Data records
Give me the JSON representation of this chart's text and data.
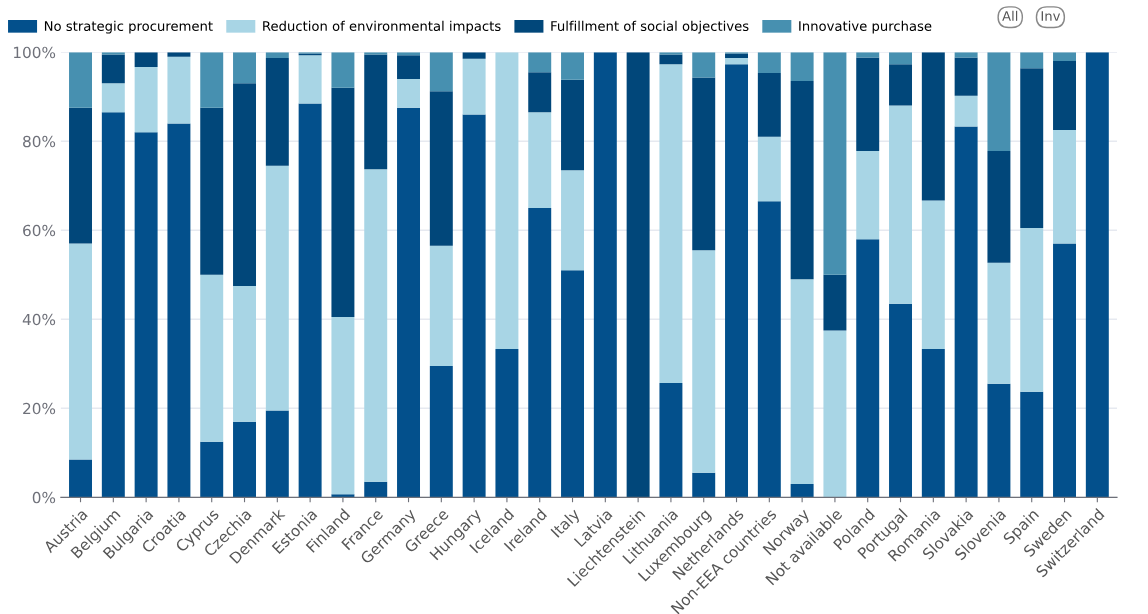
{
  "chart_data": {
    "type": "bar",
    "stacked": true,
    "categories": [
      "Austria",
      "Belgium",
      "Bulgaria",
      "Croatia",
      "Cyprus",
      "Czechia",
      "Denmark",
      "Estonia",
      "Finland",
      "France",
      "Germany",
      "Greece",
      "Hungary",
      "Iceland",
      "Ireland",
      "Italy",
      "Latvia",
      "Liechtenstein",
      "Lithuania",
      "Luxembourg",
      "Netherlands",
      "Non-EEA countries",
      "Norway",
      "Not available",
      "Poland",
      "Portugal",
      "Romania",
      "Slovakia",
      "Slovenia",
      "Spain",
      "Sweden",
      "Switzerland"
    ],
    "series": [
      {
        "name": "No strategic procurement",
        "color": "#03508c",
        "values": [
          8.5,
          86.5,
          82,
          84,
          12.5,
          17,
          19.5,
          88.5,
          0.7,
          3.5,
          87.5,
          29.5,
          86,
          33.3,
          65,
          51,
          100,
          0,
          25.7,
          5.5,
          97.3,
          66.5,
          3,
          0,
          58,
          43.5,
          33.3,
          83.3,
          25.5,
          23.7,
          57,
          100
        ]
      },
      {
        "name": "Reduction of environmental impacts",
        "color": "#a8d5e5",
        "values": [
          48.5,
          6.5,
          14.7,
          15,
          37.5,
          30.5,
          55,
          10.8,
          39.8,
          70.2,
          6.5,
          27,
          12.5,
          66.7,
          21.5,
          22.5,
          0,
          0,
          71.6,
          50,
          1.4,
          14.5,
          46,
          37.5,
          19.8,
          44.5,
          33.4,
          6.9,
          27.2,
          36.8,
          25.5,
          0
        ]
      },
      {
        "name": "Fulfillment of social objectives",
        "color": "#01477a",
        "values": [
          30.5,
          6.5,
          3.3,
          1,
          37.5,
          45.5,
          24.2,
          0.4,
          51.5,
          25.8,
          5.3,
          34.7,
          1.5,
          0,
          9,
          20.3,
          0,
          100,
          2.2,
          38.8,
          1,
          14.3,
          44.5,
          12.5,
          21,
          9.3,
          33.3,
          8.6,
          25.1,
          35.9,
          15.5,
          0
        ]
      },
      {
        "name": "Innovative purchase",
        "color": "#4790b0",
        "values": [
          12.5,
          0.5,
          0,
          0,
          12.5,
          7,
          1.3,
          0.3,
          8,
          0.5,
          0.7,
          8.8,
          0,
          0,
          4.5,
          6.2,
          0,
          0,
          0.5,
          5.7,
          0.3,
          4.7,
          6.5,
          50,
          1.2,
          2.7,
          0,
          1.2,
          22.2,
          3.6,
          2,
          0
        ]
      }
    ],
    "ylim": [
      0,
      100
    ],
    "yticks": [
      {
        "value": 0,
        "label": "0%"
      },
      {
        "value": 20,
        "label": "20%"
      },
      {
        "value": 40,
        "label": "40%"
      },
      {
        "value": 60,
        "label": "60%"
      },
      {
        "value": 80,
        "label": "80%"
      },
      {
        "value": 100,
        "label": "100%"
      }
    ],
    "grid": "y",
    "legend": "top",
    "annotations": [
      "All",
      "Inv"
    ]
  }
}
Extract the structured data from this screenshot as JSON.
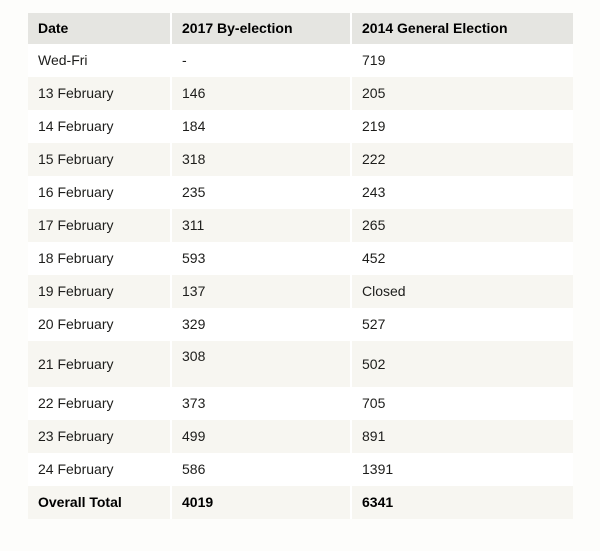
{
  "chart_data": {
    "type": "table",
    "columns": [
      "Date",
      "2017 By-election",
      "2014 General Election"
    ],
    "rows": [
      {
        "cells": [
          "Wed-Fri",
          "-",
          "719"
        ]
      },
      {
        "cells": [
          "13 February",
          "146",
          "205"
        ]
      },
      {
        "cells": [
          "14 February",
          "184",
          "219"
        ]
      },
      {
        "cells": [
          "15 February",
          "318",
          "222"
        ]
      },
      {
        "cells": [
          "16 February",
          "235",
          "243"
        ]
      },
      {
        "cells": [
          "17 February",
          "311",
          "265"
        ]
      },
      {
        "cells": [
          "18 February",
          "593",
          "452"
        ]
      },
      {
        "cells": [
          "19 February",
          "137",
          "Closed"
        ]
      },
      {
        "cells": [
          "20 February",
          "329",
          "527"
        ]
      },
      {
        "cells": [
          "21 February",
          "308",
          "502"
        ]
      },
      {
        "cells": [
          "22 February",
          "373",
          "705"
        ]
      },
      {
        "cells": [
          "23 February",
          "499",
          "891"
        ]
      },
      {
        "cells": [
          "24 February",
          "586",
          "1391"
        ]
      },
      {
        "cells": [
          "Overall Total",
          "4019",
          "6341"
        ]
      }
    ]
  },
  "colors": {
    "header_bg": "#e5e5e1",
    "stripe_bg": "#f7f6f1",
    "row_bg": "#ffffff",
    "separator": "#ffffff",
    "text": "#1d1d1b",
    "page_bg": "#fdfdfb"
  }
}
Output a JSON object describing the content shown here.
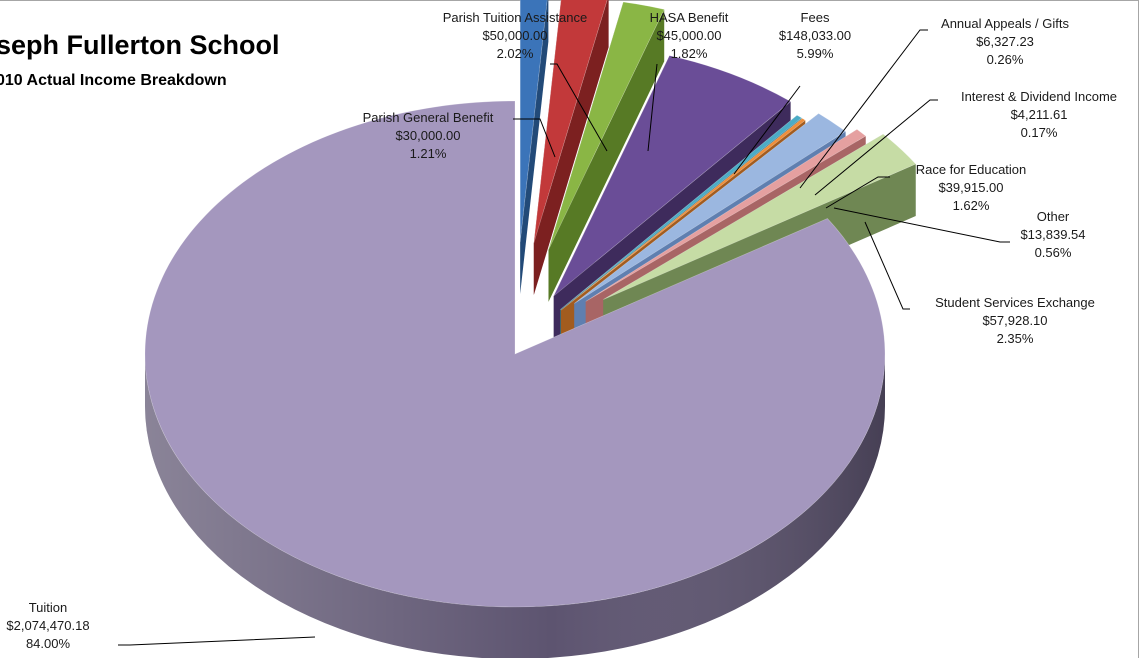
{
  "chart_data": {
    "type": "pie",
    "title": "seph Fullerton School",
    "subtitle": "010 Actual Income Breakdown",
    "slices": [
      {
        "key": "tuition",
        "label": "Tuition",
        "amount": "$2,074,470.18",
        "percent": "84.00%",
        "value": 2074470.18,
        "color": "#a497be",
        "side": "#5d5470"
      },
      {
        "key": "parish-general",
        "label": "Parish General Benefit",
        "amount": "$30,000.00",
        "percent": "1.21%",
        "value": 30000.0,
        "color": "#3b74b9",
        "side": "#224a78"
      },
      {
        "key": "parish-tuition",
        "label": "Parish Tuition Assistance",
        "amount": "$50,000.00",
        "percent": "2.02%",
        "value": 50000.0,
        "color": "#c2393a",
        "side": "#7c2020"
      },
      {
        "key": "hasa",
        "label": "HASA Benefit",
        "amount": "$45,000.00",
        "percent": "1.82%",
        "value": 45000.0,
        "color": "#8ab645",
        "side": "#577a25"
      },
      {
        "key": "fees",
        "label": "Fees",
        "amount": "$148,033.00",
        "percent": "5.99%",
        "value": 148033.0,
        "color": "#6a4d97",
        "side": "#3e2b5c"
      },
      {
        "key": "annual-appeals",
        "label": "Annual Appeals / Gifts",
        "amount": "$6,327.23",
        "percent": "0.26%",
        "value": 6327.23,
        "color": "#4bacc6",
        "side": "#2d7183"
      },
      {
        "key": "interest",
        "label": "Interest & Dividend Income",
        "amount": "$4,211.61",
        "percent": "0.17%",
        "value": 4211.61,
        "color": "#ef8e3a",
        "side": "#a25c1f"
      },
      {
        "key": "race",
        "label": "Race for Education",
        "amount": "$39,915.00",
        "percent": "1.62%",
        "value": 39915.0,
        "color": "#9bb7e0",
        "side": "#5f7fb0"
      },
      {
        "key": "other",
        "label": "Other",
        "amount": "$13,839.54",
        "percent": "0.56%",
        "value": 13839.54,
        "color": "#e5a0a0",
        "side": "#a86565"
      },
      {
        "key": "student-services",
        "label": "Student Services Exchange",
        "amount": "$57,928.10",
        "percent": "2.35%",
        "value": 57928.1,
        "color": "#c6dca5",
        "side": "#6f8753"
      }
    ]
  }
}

Aim of the exercise
Without the pictures, write out the whole listing above exactly as it appears.

Reply
Give me the JSON representation of this chart's text and data.
{
  "chart_data": {
    "type": "bar",
    "stacked": true,
    "categories": [
      "Austria",
      "Belgium",
      "Bulgaria",
      "Croatia",
      "Cyprus",
      "Czechia",
      "Denmark",
      "Estonia",
      "Finland",
      "France",
      "Germany",
      "Greece",
      "Hungary",
      "Iceland",
      "Ireland",
      "Italy",
      "Latvia",
      "Liechtenstein",
      "Lithuania",
      "Luxembourg",
      "Netherlands",
      "Non-EEA countries",
      "Norway",
      "Not available",
      "Poland",
      "Portugal",
      "Romania",
      "Slovakia",
      "Slovenia",
      "Spain",
      "Sweden",
      "Switzerland"
    ],
    "series": [
      {
        "name": "No strategic procurement",
        "color": "#03508c",
        "values": [
          8.5,
          86.5,
          82,
          84,
          12.5,
          17,
          19.5,
          88.5,
          0.7,
          3.5,
          87.5,
          29.5,
          86,
          33.3,
          65,
          51,
          100,
          0,
          25.7,
          5.5,
          97.3,
          66.5,
          3,
          0,
          58,
          43.5,
          33.3,
          83.3,
          25.5,
          23.7,
          57,
          100
        ]
      },
      {
        "name": "Reduction of environmental impacts",
        "color": "#a8d5e5",
        "values": [
          48.5,
          6.5,
          14.7,
          15,
          37.5,
          30.5,
          55,
          10.8,
          39.8,
          70.2,
          6.5,
          27,
          12.5,
          66.7,
          21.5,
          22.5,
          0,
          0,
          71.6,
          50,
          1.4,
          14.5,
          46,
          37.5,
          19.8,
          44.5,
          33.4,
          6.9,
          27.2,
          36.8,
          25.5,
          0
        ]
      },
      {
        "name": "Fulfillment of social objectives",
        "color": "#01477a",
        "values": [
          30.5,
          6.5,
          3.3,
          1,
          37.5,
          45.5,
          24.2,
          0.4,
          51.5,
          25.8,
          5.3,
          34.7,
          1.5,
          0,
          9,
          20.3,
          0,
          100,
          2.2,
          38.8,
          1,
          14.3,
          44.5,
          12.5,
          21,
          9.3,
          33.3,
          8.6,
          25.1,
          35.9,
          15.5,
          0
        ]
      },
      {
        "name": "Innovative purchase",
        "color": "#4790b0",
        "values": [
          12.5,
          0.5,
          0,
          0,
          12.5,
          7,
          1.3,
          0.3,
          8,
          0.5,
          0.7,
          8.8,
          0,
          0,
          4.5,
          6.2,
          0,
          0,
          0.5,
          5.7,
          0.3,
          4.7,
          6.5,
          50,
          1.2,
          2.7,
          0,
          1.2,
          22.2,
          3.6,
          2,
          0
        ]
      }
    ],
    "ylim": [
      0,
      100
    ],
    "yticks": [
      {
        "value": 0,
        "label": "0%"
      },
      {
        "value": 20,
        "label": "20%"
      },
      {
        "value": 40,
        "label": "40%"
      },
      {
        "value": 60,
        "label": "60%"
      },
      {
        "value": 80,
        "label": "80%"
      },
      {
        "value": 100,
        "label": "100%"
      }
    ],
    "grid": "y",
    "legend": "top",
    "annotations": [
      "All",
      "Inv"
    ]
  }
}
Extract the structured data from this screenshot as JSON.
{
  "chart_data": {
    "type": "table",
    "columns": [
      "Date",
      "2017 By-election",
      "2014 General Election"
    ],
    "rows": [
      {
        "cells": [
          "Wed-Fri",
          "-",
          "719"
        ]
      },
      {
        "cells": [
          "13 February",
          "146",
          "205"
        ]
      },
      {
        "cells": [
          "14 February",
          "184",
          "219"
        ]
      },
      {
        "cells": [
          "15 February",
          "318",
          "222"
        ]
      },
      {
        "cells": [
          "16 February",
          "235",
          "243"
        ]
      },
      {
        "cells": [
          "17 February",
          "311",
          "265"
        ]
      },
      {
        "cells": [
          "18 February",
          "593",
          "452"
        ]
      },
      {
        "cells": [
          "19 February",
          "137",
          "Closed"
        ]
      },
      {
        "cells": [
          "20 February",
          "329",
          "527"
        ]
      },
      {
        "cells": [
          "21 February",
          "308",
          "502"
        ]
      },
      {
        "cells": [
          "22 February",
          "373",
          "705"
        ]
      },
      {
        "cells": [
          "23 February",
          "499",
          "891"
        ]
      },
      {
        "cells": [
          "24 February",
          "586",
          "1391"
        ]
      },
      {
        "cells": [
          "Overall Total",
          "4019",
          "6341"
        ]
      }
    ]
  },
  "colors": {
    "header_bg": "#e5e5e1",
    "stripe_bg": "#f7f6f1",
    "row_bg": "#ffffff",
    "separator": "#ffffff",
    "text": "#1d1d1b",
    "page_bg": "#fdfdfb"
  }
}
Output a JSON object describing the content shown here.
{
  "chart_data": {
    "type": "pie",
    "title": "seph Fullerton School",
    "subtitle": "010 Actual Income Breakdown",
    "slices": [
      {
        "key": "tuition",
        "label": "Tuition",
        "amount": "$2,074,470.18",
        "percent": "84.00%",
        "value": 2074470.18,
        "color": "#a497be",
        "side": "#5d5470"
      },
      {
        "key": "parish-general",
        "label": "Parish General Benefit",
        "amount": "$30,000.00",
        "percent": "1.21%",
        "value": 30000.0,
        "color": "#3b74b9",
        "side": "#224a78"
      },
      {
        "key": "parish-tuition",
        "label": "Parish Tuition Assistance",
        "amount": "$50,000.00",
        "percent": "2.02%",
        "value": 50000.0,
        "color": "#c2393a",
        "side": "#7c2020"
      },
      {
        "key": "hasa",
        "label": "HASA Benefit",
        "amount": "$45,000.00",
        "percent": "1.82%",
        "value": 45000.0,
        "color": "#8ab645",
        "side": "#577a25"
      },
      {
        "key": "fees",
        "label": "Fees",
        "amount": "$148,033.00",
        "percent": "5.99%",
        "value": 148033.0,
        "color": "#6a4d97",
        "side": "#3e2b5c"
      },
      {
        "key": "annual-appeals",
        "label": "Annual Appeals / Gifts",
        "amount": "$6,327.23",
        "percent": "0.26%",
        "value": 6327.23,
        "color": "#4bacc6",
        "side": "#2d7183"
      },
      {
        "key": "interest",
        "label": "Interest & Dividend Income",
        "amount": "$4,211.61",
        "percent": "0.17%",
        "value": 4211.61,
        "color": "#ef8e3a",
        "side": "#a25c1f"
      },
      {
        "key": "race",
        "label": "Race for Education",
        "amount": "$39,915.00",
        "percent": "1.62%",
        "value": 39915.0,
        "color": "#9bb7e0",
        "side": "#5f7fb0"
      },
      {
        "key": "other",
        "label": "Other",
        "amount": "$13,839.54",
        "percent": "0.56%",
        "value": 13839.54,
        "color": "#e5a0a0",
        "side": "#a86565"
      },
      {
        "key": "student-services",
        "label": "Student Services Exchange",
        "amount": "$57,928.10",
        "percent": "2.35%",
        "value": 57928.1,
        "color": "#c6dca5",
        "side": "#6f8753"
      }
    ]
  }
}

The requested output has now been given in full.